• Problem to work on: Spot each line in the records below where the word "psicológica" occurs, then copy it.

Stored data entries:
───
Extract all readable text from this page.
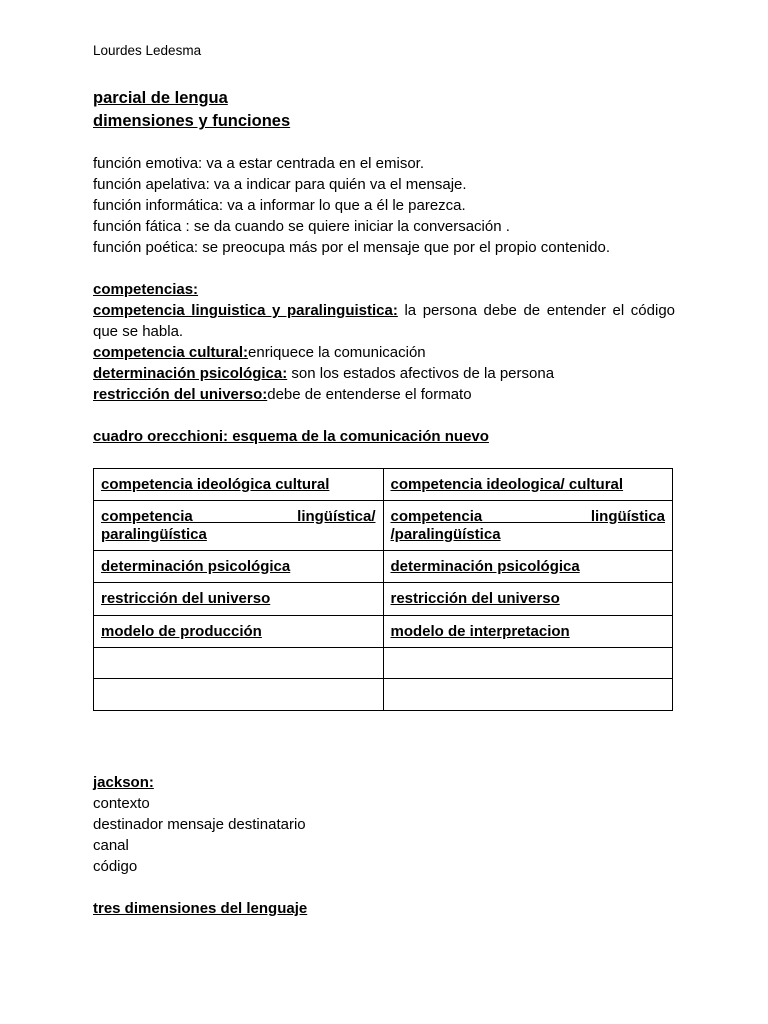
Lourdes Ledesma
parcial de lengua
dimensiones y funciones
función emotiva: va a estar centrada en el emisor.
función apelativa: va a indicar para quién va el mensaje.
función informática: va a informar lo que a él le parezca.
función fática : se da cuando se quiere iniciar la conversación .
función poética: se preocupa más por el mensaje que por el propio contenido.
competencias:
competencia linguistica y paralinguistica: la persona debe de entender el código que se habla.
competencia cultural:enriquece la comunicación
determinación psicológica: son los estados afectivos de la persona
restricción del universo:debe de entenderse el formato
cuadro orecchioni: esquema de la comunicación nuevo
competencia ideológica cultural	competencia ideologica/ cultural
competencia lingüística/ paralingüística	competencia lingüística /paralingüística
determinación psicológica	determinación psicológica
restricción del universo	restricción del universo
modelo de producción	modelo de interpretacion

jackson:
contexto
destinador mensaje destinatario
canal
código
tres dimensiones del lenguaje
───
• Written response:
determinación psicológica: son los estados afectivos de la persona
determinación psicológica	determinación psicológica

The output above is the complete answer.